Saved data entries
----------------
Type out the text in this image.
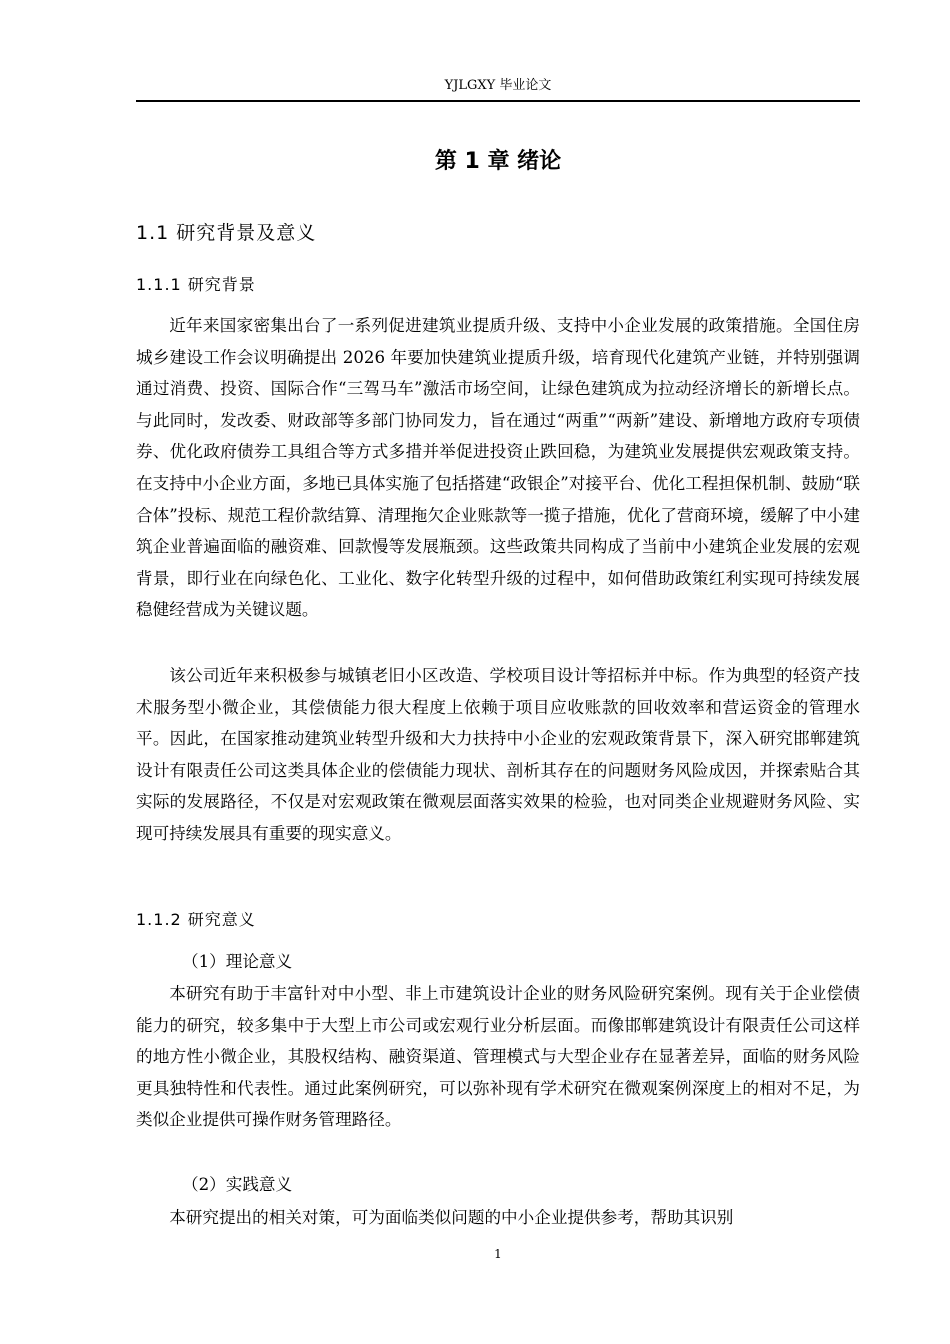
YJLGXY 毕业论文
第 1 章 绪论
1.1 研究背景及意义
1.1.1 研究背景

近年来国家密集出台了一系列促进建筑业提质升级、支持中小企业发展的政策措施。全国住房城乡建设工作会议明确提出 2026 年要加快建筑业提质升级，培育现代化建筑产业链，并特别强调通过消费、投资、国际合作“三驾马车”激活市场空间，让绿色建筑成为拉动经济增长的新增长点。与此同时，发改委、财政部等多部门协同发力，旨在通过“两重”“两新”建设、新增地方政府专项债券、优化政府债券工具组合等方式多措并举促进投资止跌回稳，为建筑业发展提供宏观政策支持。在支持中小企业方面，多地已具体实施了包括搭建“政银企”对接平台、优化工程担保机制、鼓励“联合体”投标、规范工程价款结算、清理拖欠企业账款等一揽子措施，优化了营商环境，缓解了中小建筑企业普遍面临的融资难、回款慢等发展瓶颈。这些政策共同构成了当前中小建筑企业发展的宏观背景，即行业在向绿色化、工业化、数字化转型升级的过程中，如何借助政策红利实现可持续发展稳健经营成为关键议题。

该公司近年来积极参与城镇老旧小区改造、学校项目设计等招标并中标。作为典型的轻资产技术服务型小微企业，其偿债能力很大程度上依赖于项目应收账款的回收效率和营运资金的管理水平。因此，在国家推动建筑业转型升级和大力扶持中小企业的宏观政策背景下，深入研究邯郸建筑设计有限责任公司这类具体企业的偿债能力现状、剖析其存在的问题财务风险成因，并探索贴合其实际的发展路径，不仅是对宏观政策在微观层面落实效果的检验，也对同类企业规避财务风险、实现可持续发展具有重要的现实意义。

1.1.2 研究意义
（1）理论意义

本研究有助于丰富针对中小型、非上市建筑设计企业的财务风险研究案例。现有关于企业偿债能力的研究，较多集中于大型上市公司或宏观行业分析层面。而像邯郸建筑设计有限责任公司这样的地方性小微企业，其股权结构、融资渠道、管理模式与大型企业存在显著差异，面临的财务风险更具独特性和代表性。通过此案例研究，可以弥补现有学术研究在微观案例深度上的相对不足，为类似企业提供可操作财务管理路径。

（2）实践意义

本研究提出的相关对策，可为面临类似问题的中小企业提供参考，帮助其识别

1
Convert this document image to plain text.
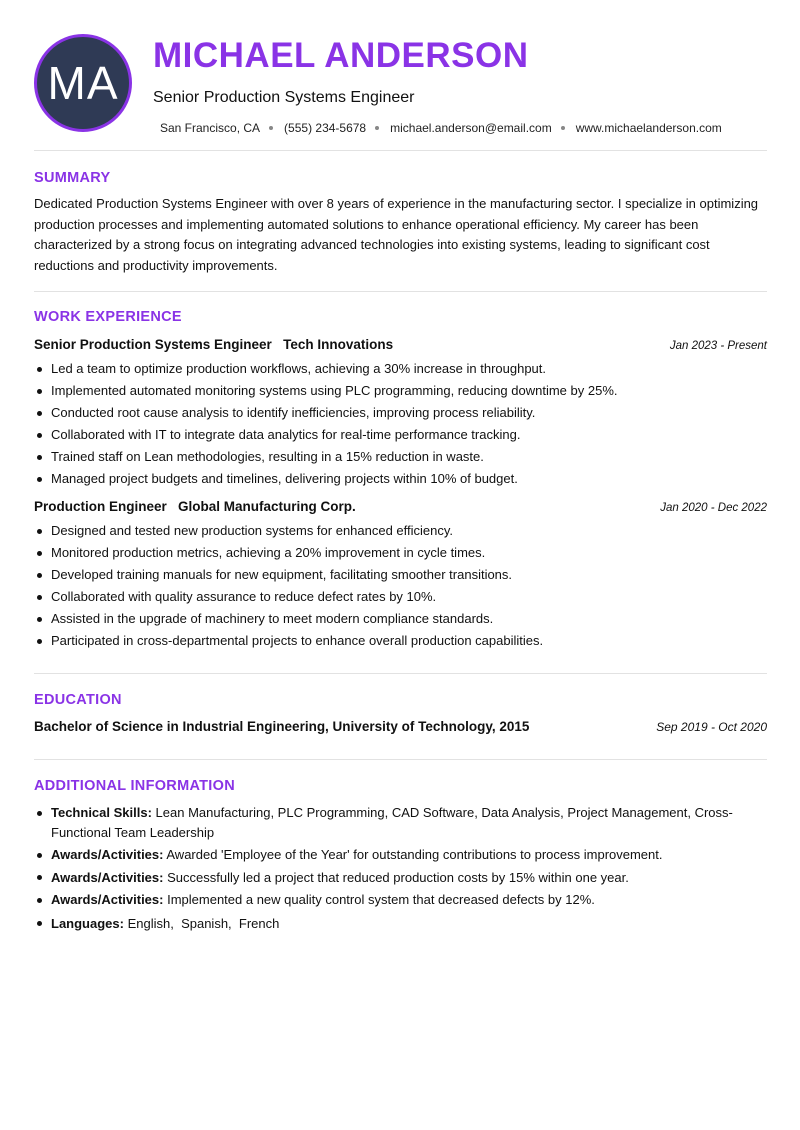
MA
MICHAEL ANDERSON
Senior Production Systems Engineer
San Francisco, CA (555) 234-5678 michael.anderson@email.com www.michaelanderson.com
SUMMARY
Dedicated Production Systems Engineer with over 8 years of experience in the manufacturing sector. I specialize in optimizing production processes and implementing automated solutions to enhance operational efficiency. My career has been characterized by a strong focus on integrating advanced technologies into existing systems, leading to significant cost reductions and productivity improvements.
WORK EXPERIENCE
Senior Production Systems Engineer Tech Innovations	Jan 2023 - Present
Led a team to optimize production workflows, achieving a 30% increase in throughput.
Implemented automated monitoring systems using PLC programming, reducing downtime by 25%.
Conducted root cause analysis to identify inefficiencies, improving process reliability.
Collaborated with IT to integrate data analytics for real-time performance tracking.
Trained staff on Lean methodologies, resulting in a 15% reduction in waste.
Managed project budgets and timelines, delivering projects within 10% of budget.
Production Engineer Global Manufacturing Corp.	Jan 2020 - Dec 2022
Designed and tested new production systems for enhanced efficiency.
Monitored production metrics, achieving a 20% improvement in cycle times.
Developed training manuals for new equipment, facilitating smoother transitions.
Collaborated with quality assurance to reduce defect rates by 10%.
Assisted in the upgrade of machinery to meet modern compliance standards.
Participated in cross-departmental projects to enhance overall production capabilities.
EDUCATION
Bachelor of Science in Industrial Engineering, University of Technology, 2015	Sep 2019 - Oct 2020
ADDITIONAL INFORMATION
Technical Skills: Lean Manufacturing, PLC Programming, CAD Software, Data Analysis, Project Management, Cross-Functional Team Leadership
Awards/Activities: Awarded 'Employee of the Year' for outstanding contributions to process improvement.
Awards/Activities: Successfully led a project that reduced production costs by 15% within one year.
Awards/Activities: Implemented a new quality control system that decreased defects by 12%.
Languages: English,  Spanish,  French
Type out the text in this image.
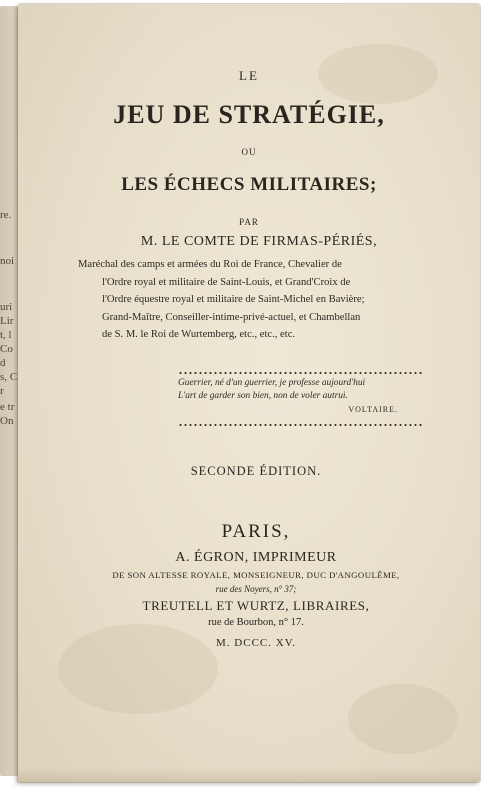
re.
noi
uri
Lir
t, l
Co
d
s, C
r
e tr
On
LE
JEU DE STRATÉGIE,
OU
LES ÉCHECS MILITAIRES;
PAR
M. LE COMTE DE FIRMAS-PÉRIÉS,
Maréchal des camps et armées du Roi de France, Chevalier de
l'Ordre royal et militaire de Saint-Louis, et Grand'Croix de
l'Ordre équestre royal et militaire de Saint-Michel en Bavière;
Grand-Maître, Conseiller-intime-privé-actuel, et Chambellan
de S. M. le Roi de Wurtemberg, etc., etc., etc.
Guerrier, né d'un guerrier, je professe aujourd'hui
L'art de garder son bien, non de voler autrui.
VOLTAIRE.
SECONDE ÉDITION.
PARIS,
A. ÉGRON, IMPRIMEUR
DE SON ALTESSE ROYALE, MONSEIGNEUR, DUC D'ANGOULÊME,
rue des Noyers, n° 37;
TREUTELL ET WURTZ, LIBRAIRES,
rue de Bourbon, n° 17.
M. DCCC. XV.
----------------
Exercise goal =>
Quote the entries in full. Any image among them is to be omitted from the copy.

Task output =>
Type out the text in this image.
YJLGXY 毕业论文
第 1 章 绪论
1.1 研究背景及意义
1.1.1 研究背景

近年来国家密集出台了一系列促进建筑业提质升级、支持中小企业发展的政策措施。全国住房城乡建设工作会议明确提出 2026 年要加快建筑业提质升级，培育现代化建筑产业链，并特别强调通过消费、投资、国际合作“三驾马车”激活市场空间，让绿色建筑成为拉动经济增长的新增长点。与此同时，发改委、财政部等多部门协同发力，旨在通过“两重”“两新”建设、新增地方政府专项债券、优化政府债券工具组合等方式多措并举促进投资止跌回稳，为建筑业发展提供宏观政策支持。在支持中小企业方面，多地已具体实施了包括搭建“政银企”对接平台、优化工程担保机制、鼓励“联合体”投标、规范工程价款结算、清理拖欠企业账款等一揽子措施，优化了营商环境，缓解了中小建筑企业普遍面临的融资难、回款慢等发展瓶颈。这些政策共同构成了当前中小建筑企业发展的宏观背景，即行业在向绿色化、工业化、数字化转型升级的过程中，如何借助政策红利实现可持续发展稳健经营成为关键议题。

该公司近年来积极参与城镇老旧小区改造、学校项目设计等招标并中标。作为典型的轻资产技术服务型小微企业，其偿债能力很大程度上依赖于项目应收账款的回收效率和营运资金的管理水平。因此，在国家推动建筑业转型升级和大力扶持中小企业的宏观政策背景下，深入研究邯郸建筑设计有限责任公司这类具体企业的偿债能力现状、剖析其存在的问题财务风险成因，并探索贴合其实际的发展路径，不仅是对宏观政策在微观层面落实效果的检验，也对同类企业规避财务风险、实现可持续发展具有重要的现实意义。

1.1.2 研究意义
（1）理论意义

本研究有助于丰富针对中小型、非上市建筑设计企业的财务风险研究案例。现有关于企业偿债能力的研究，较多集中于大型上市公司或宏观行业分析层面。而像邯郸建筑设计有限责任公司这样的地方性小微企业，其股权结构、融资渠道、管理模式与大型企业存在显著差异，面临的财务风险更具独特性和代表性。通过此案例研究，可以弥补现有学术研究在微观案例深度上的相对不足，为类似企业提供可操作财务管理路径。

（2）实践意义

本研究提出的相关对策，可为面临类似问题的中小企业提供参考，帮助其识别

1
Convert this document image to plain text.
MA
MICHAEL ANDERSON
Senior Production Systems Engineer
San Francisco, CA (555) 234-5678 michael.anderson@email.com www.michaelanderson.com
SUMMARY
Dedicated Production Systems Engineer with over 8 years of experience in the manufacturing sector. I specialize in optimizing production processes and implementing automated solutions to enhance operational efficiency. My career has been characterized by a strong focus on integrating advanced technologies into existing systems, leading to significant cost reductions and productivity improvements.
WORK EXPERIENCE
Senior Production Systems Engineer Tech Innovations	Jan 2023 - Present
Led a team to optimize production workflows, achieving a 30% increase in throughput.
Implemented automated monitoring systems using PLC programming, reducing downtime by 25%.
Conducted root cause analysis to identify inefficiencies, improving process reliability.
Collaborated with IT to integrate data analytics for real-time performance tracking.
Trained staff on Lean methodologies, resulting in a 15% reduction in waste.
Managed project budgets and timelines, delivering projects within 10% of budget.
Production Engineer Global Manufacturing Corp.	Jan 2020 - Dec 2022
Designed and tested new production systems for enhanced efficiency.
Monitored production metrics, achieving a 20% improvement in cycle times.
Developed training manuals for new equipment, facilitating smoother transitions.
Collaborated with quality assurance to reduce defect rates by 10%.
Assisted in the upgrade of machinery to meet modern compliance standards.
Participated in cross-departmental projects to enhance overall production capabilities.
EDUCATION
Bachelor of Science in Industrial Engineering, University of Technology, 2015	Sep 2019 - Oct 2020
ADDITIONAL INFORMATION
Technical Skills: Lean Manufacturing, PLC Programming, CAD Software, Data Analysis, Project Management, Cross-Functional Team Leadership
Awards/Activities: Awarded 'Employee of the Year' for outstanding contributions to process improvement.
Awards/Activities: Successfully led a project that reduced production costs by 15% within one year.
Awards/Activities: Implemented a new quality control system that decreased defects by 12%.
Languages: English,  Spanish,  French
Type out the text in this image.
re.
noi
uri
Lir
t, l
Co
d
s, C
r
e tr
On
LE
JEU DE STRATÉGIE,
OU
LES ÉCHECS MILITAIRES;
PAR
M. LE COMTE DE FIRMAS-PÉRIÉS,
Maréchal des camps et armées du Roi de France, Chevalier de
l'Ordre royal et militaire de Saint-Louis, et Grand'Croix de
l'Ordre équestre royal et militaire de Saint-Michel en Bavière;
Grand-Maître, Conseiller-intime-privé-actuel, et Chambellan
de S. M. le Roi de Wurtemberg, etc., etc., etc.
Guerrier, né d'un guerrier, je professe aujourd'hui
L'art de garder son bien, non de voler autrui.
VOLTAIRE.
SECONDE ÉDITION.
PARIS,
A. ÉGRON, IMPRIMEUR
DE SON ALTESSE ROYALE, MONSEIGNEUR, DUC D'ANGOULÊME,
rue des Noyers, n° 37;
TREUTELL ET WURTZ, LIBRAIRES,
rue de Bourbon, n° 17.
M. DCCC. XV.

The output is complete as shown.